[To do]
In the forum answer below about theta functions, which rule does it say to use to find the limit of the left-hand theta expression?

[Extract provided]
━━━━━━━━━━━━━━━━━━━━━━━━━━━━━━

The results is well known (i guess...) but i can not find any papers or textbooks contain some procedure of this.

Answer 1

Rewrite the product in your first equation as $-iq^{1/8}y^{1/2}(1-y^{-1})\prod_{k=1}^{\infty}(1-q^k)(1-yq^k)(1-y^{-1}q^k)$ (just tweak the third part of the product), divide out $(1-y^{-1})$ from the equation, then use L'Hôpital's rule (with respect to $z$ as it approaches $0$) to calculate the limit of the left-hand theta expression; the result you want follows immediately.

You can also substitute $y=e^{2i\pi/3}$ and $q^{1/3}\mapsto q$ to evaluate the Dedekind eta function as a theta function (since $(1-q^{k/3}e^{2i\pi/3})(1-q^{k/3}e^{-2i\pi/3})(1-q^{k/3})=1-q^k$).

As far as I know, I don't think this problem needs residue calculus to solve it, so the title may be misleading.

━━━━━━━━━━━━━━━━━━━━━━━━━━━━━━

[Dataset]

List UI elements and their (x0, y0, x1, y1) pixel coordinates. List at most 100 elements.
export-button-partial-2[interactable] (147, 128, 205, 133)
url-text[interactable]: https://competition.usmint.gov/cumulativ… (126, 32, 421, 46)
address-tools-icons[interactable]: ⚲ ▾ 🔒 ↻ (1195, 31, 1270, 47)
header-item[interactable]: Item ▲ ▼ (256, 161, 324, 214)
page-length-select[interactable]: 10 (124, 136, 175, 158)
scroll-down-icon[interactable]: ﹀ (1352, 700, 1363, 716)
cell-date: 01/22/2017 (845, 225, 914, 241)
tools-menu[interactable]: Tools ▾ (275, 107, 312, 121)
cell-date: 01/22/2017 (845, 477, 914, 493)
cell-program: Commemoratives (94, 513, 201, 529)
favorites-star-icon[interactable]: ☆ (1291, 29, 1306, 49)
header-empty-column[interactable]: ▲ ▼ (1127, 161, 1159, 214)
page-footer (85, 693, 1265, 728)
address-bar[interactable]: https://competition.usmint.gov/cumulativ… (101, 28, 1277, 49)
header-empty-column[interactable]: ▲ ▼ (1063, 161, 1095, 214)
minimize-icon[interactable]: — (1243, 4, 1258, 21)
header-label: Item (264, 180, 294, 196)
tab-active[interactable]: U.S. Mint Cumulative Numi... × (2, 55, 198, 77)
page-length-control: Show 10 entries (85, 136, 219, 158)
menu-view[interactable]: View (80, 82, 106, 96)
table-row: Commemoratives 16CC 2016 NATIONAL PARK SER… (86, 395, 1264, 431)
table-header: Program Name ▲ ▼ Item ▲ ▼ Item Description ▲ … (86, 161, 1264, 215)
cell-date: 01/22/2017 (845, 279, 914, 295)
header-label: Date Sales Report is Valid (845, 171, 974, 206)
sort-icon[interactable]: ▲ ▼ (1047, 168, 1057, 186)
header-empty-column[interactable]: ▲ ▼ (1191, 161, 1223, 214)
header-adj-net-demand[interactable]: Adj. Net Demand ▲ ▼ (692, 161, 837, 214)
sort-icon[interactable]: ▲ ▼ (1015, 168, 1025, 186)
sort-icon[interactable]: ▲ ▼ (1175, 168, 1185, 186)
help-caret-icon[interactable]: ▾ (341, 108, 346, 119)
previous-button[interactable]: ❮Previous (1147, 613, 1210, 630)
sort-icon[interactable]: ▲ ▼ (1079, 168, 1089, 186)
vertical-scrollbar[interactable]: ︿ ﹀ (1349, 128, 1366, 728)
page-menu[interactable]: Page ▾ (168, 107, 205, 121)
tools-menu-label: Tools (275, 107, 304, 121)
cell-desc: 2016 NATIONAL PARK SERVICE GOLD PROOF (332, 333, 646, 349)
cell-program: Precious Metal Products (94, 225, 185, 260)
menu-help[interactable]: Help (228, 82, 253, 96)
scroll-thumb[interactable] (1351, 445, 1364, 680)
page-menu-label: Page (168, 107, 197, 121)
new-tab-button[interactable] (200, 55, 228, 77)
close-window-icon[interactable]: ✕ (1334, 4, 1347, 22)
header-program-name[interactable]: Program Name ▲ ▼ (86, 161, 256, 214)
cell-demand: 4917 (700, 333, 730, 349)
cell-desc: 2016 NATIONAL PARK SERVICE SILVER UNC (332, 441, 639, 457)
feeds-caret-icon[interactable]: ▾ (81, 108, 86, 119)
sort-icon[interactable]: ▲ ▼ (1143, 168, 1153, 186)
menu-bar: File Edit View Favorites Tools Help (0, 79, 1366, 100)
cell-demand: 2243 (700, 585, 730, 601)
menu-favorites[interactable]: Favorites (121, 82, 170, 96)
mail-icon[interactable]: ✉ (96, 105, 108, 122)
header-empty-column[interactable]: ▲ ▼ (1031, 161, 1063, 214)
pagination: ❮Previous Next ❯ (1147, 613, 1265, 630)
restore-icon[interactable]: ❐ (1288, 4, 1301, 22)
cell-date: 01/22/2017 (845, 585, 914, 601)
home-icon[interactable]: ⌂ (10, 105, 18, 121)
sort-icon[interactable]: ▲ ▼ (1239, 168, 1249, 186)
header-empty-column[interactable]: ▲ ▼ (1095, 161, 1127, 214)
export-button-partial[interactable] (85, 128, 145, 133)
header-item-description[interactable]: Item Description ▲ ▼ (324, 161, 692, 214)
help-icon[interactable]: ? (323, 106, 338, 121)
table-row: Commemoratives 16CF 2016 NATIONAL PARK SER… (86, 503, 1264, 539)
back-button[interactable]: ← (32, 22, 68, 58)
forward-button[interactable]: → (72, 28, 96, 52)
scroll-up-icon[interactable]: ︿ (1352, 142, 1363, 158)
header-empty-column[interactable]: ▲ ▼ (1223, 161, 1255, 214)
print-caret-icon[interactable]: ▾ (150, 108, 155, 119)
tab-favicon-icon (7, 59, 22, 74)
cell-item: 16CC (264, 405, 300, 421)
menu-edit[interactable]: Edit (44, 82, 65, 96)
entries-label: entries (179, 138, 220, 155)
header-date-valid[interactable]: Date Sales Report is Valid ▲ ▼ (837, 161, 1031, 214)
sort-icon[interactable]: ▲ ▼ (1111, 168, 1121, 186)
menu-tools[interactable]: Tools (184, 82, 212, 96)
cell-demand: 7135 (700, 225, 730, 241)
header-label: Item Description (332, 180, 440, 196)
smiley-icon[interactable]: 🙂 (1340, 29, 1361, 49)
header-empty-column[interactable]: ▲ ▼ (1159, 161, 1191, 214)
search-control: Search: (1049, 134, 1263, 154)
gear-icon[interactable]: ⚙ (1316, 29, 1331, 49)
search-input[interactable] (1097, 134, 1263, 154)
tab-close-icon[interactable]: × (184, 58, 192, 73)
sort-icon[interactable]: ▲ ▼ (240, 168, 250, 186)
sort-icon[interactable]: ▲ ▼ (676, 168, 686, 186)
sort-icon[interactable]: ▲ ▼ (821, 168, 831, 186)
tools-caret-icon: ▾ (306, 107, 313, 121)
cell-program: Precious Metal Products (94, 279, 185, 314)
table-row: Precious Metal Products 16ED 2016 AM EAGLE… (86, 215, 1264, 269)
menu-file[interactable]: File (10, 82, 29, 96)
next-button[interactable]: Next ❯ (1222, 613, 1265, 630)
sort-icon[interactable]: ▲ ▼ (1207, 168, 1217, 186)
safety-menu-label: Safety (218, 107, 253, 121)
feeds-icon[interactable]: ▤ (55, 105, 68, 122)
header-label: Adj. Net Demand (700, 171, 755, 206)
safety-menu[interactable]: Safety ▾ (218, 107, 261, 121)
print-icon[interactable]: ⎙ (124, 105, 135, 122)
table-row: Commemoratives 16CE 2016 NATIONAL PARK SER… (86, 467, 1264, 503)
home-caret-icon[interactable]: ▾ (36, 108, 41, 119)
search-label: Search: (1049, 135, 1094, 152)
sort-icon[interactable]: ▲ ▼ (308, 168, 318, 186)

━━━━━━━━━━━━━━━━━━━━━━━━━━━━━━

[The output]
L'Hôpital's rule, taken with respect to $z$ as it approaches $0$.